> [Objective] In the entries below, count the lines holding "axis". Reply with the number only.

> [Input rows]
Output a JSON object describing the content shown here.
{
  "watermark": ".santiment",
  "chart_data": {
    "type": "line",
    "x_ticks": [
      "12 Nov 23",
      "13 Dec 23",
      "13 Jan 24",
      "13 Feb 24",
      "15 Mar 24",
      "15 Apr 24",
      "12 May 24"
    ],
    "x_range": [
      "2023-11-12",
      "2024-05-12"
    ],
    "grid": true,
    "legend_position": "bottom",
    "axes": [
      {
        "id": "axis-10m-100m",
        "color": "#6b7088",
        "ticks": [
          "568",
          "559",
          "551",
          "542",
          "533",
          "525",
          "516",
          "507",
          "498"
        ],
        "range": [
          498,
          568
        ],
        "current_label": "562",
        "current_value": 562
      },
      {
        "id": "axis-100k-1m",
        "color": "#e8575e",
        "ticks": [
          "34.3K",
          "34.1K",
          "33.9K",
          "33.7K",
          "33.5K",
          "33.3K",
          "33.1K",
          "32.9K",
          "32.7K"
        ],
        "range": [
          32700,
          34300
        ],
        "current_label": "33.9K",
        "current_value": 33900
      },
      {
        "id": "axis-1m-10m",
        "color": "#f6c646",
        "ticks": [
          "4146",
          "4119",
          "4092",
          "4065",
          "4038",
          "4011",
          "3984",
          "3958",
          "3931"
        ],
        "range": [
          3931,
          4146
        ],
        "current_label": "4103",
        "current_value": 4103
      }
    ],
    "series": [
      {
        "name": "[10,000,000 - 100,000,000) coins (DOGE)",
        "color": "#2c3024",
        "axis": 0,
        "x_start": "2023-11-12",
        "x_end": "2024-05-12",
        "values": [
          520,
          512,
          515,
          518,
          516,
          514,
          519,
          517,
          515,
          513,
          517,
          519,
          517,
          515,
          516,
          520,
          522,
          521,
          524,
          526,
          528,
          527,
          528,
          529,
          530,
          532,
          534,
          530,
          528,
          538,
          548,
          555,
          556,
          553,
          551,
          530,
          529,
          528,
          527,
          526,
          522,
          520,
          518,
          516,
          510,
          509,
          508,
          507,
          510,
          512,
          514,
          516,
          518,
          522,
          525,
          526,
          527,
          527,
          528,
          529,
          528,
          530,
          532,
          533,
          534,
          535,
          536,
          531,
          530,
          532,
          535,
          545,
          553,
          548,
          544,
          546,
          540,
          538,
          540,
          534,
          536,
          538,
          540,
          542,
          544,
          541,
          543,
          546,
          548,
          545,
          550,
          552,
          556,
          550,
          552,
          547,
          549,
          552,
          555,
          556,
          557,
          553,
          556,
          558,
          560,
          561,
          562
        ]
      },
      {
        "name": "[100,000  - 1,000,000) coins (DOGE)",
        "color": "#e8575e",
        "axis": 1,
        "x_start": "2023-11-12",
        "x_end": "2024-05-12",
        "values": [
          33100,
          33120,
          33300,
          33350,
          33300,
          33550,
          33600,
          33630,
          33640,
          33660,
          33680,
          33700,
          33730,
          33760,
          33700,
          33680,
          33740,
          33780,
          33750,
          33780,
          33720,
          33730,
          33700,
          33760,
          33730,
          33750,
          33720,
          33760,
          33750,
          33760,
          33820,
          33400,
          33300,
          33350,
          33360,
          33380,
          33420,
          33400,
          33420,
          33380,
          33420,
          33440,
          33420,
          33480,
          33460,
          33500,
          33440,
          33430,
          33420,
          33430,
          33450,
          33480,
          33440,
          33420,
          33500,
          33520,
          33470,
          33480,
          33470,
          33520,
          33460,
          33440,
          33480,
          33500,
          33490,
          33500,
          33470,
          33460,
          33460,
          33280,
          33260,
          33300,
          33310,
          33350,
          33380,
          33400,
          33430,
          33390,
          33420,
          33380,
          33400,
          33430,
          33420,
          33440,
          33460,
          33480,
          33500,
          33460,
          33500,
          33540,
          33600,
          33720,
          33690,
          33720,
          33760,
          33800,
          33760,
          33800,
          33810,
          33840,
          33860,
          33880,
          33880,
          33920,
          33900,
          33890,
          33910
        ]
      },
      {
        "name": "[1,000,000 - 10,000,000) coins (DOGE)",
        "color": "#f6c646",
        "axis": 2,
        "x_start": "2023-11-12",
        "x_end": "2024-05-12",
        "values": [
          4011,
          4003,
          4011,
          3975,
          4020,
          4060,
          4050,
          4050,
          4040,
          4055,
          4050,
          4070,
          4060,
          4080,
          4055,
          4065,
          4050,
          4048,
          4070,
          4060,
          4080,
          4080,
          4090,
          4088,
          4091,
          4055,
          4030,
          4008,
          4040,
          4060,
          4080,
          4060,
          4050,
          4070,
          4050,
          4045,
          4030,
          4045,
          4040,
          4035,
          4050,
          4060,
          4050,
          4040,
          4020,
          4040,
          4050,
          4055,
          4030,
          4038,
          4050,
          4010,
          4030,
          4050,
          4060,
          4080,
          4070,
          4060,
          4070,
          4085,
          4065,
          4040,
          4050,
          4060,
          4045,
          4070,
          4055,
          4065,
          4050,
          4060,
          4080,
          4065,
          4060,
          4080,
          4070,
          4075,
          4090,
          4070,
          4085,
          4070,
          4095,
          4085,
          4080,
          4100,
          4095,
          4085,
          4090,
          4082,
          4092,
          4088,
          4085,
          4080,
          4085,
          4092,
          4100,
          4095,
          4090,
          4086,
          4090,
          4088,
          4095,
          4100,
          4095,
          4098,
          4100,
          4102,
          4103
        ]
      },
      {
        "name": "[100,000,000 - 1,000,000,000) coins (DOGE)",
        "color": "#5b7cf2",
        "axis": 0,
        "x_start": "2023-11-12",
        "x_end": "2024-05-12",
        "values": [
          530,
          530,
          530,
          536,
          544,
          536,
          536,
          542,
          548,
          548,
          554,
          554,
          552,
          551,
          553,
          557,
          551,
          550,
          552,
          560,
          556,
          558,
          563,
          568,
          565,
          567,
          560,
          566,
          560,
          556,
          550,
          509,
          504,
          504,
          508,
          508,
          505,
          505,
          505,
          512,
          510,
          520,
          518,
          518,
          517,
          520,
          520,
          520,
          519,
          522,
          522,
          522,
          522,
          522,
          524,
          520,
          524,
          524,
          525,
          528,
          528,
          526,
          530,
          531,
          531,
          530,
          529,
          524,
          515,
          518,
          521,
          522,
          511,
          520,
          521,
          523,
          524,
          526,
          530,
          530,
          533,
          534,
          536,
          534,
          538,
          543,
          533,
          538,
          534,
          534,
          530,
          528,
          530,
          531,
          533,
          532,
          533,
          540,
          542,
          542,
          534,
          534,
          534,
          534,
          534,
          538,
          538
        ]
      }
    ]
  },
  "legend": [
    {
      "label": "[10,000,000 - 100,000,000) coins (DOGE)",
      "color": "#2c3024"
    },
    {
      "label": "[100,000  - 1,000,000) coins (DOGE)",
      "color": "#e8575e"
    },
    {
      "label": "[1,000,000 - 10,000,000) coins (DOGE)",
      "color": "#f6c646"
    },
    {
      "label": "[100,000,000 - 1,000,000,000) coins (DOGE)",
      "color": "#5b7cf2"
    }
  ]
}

--

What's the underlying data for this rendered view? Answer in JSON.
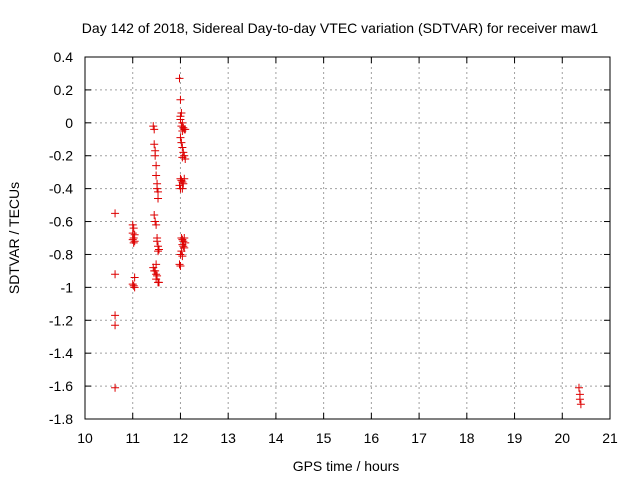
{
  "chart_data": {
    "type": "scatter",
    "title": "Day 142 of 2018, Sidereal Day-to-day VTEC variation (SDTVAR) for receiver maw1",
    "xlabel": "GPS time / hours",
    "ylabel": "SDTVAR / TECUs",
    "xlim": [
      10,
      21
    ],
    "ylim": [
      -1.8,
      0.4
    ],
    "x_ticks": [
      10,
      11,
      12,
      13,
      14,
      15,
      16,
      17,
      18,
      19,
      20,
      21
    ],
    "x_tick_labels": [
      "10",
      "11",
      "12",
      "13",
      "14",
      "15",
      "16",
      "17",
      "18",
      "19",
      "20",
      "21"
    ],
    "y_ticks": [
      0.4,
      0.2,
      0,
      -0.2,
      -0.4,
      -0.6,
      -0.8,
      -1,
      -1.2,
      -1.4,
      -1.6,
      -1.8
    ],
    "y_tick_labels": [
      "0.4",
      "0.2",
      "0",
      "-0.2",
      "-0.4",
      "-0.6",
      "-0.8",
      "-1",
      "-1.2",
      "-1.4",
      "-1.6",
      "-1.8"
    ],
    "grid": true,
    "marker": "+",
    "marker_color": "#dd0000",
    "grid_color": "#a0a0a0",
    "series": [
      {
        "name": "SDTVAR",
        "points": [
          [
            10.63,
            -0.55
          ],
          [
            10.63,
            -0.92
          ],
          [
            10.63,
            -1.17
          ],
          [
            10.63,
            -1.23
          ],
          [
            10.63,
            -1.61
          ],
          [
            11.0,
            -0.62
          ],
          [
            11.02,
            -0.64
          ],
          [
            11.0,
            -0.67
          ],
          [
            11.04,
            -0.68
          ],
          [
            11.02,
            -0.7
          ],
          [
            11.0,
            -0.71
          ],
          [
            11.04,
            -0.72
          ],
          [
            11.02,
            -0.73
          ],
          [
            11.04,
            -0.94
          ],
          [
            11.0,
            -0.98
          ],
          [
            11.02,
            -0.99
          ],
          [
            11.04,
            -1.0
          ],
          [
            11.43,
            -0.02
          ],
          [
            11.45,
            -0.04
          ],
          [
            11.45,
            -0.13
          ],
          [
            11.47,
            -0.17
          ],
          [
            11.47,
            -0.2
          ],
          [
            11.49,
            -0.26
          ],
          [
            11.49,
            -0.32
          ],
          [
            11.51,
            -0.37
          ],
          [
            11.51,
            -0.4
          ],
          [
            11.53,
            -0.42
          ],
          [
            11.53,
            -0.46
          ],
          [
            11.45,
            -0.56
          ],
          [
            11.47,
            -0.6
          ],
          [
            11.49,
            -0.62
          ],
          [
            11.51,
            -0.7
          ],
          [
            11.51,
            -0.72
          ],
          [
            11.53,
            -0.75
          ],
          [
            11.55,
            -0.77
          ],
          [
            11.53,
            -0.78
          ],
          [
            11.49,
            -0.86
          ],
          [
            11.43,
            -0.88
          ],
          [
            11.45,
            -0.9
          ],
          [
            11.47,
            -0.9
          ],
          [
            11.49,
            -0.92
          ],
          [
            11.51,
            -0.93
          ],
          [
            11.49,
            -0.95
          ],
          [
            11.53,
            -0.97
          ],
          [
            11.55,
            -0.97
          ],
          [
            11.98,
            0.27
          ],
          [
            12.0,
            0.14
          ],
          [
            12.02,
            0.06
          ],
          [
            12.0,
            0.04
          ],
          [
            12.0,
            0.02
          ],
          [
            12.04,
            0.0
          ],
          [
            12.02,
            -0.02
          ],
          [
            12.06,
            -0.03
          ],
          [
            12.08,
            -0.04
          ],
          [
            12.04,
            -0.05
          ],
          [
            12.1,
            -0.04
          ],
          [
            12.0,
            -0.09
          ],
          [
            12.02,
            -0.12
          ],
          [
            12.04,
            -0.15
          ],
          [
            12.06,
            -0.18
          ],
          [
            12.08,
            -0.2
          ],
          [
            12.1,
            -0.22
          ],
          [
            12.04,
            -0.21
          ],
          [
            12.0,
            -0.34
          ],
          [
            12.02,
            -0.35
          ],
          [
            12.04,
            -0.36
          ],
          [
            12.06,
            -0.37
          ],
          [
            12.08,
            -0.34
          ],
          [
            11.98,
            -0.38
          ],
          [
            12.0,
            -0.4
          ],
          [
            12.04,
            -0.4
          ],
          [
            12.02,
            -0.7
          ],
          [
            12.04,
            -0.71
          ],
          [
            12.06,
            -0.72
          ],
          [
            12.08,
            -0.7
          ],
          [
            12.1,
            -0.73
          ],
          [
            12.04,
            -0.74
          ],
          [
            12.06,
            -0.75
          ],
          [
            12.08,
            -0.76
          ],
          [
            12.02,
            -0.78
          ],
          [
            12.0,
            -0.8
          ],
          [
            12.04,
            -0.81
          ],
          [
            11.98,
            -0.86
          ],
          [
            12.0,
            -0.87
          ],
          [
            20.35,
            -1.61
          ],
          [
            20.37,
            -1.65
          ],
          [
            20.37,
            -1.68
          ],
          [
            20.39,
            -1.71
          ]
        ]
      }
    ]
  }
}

> [Written answer] 7